[Instruction] State how many lines contain the string "circle", and write nothing else.

[Stored data]
┄┄┄┄┄┄┄┄┄┄┄┄┄┄┄┄┄┄┄┄
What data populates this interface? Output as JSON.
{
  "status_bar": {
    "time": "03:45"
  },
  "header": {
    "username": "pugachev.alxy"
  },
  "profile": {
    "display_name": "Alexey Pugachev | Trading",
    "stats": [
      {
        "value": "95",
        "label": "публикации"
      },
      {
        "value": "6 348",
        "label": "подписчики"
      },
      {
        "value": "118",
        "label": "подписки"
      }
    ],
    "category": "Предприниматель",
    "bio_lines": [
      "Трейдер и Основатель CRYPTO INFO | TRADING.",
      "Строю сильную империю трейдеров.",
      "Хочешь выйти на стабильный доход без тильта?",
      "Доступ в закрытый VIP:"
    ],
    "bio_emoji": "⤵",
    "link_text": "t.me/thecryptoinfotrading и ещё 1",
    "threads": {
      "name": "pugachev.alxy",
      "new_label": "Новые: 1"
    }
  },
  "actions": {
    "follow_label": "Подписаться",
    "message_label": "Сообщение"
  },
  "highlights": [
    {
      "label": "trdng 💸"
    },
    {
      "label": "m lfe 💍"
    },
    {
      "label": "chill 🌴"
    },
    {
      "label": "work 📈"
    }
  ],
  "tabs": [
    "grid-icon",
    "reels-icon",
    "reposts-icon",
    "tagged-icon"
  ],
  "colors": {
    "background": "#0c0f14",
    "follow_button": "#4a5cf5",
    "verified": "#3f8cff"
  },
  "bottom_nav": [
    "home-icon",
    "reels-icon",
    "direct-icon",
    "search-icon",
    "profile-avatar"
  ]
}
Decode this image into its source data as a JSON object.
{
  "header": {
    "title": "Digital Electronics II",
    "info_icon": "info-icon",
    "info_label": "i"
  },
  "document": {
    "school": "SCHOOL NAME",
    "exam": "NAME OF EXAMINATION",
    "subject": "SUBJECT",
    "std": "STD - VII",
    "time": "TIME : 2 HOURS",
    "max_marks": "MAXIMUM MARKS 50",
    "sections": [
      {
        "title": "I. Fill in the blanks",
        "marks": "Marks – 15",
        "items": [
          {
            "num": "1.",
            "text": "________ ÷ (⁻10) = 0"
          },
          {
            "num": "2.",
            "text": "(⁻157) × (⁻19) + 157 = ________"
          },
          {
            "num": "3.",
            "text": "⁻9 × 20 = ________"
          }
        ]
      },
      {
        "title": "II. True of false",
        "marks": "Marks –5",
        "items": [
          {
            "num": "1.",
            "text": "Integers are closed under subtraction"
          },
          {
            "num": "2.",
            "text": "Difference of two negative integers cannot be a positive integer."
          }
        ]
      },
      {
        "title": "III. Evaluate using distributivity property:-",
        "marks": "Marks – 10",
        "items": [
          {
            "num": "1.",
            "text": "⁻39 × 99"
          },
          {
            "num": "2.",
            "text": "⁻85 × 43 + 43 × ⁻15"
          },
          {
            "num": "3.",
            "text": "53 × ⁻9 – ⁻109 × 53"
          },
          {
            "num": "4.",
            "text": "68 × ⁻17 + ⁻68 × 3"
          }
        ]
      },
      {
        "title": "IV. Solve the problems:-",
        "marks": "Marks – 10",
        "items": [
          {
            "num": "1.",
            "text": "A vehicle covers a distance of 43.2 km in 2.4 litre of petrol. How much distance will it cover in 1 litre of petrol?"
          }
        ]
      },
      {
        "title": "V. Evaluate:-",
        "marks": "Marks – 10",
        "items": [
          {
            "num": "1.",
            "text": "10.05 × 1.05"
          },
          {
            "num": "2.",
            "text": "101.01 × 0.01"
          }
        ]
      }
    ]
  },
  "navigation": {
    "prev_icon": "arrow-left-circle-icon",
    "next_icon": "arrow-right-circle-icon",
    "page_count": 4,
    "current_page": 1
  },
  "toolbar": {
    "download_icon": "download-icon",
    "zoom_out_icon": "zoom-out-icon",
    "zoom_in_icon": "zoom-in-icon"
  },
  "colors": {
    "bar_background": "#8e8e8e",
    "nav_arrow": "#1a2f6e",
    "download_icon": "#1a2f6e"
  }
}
┄┄┄┄┄┄┄┄┄┄┄┄┄┄┄┄┄┄┄┄
[Exercise answer] 2